'''

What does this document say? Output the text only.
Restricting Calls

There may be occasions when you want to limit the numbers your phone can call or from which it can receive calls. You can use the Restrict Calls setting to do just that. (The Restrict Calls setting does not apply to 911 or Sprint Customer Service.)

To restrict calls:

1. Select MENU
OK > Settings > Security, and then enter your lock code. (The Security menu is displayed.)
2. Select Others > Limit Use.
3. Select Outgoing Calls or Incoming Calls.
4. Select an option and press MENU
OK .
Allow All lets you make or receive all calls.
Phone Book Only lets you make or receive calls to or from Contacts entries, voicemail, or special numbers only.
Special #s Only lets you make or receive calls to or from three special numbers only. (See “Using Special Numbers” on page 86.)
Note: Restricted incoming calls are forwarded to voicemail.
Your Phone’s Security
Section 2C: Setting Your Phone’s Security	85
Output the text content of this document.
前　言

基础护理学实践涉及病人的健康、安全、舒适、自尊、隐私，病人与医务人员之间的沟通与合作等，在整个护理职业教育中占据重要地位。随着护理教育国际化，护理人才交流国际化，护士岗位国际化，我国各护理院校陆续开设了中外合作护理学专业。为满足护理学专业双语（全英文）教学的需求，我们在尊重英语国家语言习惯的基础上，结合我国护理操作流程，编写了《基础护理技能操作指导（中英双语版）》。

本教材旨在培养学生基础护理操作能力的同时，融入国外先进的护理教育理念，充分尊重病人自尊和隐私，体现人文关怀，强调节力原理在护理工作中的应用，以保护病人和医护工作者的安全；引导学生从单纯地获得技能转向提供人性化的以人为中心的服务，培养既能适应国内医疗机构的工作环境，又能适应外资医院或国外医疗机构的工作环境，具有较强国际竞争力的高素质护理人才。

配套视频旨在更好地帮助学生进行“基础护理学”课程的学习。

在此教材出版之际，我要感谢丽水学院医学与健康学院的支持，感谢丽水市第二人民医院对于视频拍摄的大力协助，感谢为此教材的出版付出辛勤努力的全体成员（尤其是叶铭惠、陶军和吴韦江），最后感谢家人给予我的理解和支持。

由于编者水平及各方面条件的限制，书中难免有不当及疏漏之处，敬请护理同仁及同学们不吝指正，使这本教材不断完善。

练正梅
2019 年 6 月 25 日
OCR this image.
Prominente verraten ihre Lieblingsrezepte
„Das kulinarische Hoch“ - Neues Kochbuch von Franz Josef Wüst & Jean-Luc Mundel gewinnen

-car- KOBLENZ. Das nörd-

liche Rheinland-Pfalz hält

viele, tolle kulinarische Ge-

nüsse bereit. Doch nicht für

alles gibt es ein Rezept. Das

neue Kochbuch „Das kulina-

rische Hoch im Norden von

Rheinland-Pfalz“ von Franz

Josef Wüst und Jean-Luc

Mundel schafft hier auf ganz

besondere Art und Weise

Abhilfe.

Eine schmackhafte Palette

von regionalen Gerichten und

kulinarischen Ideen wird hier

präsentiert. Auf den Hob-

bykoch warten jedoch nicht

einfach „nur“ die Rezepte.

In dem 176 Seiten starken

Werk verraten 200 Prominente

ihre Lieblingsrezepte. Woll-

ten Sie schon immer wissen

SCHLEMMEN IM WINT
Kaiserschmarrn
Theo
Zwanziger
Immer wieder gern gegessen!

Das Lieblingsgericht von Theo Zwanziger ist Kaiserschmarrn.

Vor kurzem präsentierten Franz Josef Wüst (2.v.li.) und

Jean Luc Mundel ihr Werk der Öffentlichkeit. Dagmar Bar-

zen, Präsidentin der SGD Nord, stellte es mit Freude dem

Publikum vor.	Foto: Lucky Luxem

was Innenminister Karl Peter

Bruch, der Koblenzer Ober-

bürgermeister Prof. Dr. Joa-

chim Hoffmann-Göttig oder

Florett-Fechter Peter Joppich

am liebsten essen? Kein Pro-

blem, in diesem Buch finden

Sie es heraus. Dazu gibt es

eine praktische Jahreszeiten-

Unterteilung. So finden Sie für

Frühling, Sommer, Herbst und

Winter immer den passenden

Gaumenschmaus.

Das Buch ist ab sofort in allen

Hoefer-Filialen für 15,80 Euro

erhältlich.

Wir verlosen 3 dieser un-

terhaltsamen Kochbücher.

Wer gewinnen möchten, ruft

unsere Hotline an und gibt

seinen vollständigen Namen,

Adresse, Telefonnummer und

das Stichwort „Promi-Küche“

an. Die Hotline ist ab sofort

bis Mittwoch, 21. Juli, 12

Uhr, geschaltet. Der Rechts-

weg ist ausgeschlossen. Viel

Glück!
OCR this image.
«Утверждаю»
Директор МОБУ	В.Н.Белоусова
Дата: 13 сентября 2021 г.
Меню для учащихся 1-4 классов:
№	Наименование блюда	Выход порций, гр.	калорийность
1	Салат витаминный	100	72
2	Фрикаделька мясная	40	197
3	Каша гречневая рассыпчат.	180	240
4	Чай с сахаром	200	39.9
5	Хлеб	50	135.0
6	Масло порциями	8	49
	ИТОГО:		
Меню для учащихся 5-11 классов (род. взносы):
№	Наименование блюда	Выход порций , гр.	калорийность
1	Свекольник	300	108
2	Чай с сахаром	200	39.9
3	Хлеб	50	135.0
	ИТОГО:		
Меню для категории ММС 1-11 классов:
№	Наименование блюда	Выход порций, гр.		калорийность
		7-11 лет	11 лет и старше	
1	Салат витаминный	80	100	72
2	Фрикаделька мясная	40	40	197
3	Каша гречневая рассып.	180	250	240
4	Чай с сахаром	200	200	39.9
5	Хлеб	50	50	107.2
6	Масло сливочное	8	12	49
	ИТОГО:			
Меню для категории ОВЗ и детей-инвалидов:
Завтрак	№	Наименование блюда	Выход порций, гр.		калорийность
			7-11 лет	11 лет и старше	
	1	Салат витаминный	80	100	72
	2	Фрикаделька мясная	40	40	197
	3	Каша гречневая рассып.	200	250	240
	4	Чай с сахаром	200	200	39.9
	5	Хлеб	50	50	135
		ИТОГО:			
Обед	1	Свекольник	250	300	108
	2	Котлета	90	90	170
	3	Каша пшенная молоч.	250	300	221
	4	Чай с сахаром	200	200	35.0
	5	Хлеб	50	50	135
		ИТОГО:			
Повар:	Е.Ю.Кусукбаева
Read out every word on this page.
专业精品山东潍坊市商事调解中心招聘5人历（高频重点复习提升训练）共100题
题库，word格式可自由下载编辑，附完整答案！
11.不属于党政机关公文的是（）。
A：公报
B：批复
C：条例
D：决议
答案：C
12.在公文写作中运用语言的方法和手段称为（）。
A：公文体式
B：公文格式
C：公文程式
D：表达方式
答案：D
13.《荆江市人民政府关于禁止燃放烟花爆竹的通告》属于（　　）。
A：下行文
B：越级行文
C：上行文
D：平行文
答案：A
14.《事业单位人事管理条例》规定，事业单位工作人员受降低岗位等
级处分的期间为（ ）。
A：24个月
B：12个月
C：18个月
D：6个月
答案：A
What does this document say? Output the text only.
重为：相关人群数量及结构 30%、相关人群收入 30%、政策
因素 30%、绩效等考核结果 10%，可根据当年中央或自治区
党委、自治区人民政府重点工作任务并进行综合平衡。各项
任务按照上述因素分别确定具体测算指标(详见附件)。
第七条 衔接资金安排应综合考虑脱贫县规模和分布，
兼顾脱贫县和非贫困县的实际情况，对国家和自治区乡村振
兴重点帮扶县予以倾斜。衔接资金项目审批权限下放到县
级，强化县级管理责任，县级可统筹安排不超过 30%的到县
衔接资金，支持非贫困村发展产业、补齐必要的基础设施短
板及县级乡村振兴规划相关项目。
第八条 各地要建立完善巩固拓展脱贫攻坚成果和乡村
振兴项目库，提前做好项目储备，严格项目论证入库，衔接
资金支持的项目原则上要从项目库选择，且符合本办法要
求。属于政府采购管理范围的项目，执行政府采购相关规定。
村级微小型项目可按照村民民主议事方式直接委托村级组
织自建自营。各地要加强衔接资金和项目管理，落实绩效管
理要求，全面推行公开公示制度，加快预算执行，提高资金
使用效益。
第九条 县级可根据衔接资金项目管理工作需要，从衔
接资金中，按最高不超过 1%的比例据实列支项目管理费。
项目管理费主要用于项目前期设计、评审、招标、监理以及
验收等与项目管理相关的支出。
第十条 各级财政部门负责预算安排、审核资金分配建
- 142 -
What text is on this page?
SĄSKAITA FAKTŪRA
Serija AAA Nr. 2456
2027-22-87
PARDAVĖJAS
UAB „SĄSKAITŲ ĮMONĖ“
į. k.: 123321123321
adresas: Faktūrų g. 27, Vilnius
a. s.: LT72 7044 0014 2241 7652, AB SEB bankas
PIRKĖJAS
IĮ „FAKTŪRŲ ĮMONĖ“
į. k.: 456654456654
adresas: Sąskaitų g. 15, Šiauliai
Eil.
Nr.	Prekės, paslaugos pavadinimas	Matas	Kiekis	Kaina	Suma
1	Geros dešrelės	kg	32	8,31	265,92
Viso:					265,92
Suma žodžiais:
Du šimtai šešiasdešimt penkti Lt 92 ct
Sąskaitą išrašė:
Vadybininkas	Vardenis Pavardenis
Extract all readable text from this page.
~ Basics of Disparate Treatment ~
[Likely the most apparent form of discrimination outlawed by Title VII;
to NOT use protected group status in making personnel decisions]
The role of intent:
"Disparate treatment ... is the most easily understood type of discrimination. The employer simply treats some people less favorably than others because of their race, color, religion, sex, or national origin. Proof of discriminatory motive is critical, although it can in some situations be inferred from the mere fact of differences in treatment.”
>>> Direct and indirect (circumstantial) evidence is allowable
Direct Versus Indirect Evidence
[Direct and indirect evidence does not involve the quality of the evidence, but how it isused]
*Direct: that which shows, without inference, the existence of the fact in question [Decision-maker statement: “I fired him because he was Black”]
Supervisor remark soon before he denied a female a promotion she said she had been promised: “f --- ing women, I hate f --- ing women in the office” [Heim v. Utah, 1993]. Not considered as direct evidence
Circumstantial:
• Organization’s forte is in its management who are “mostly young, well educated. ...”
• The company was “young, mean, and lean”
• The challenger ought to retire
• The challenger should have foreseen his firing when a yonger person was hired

'''

Identify each line of the material where the word "Theo" shows up, and copy it.

Theo
Das Lieblingsgericht von Theo Zwanziger ist Kaiserschmarrn.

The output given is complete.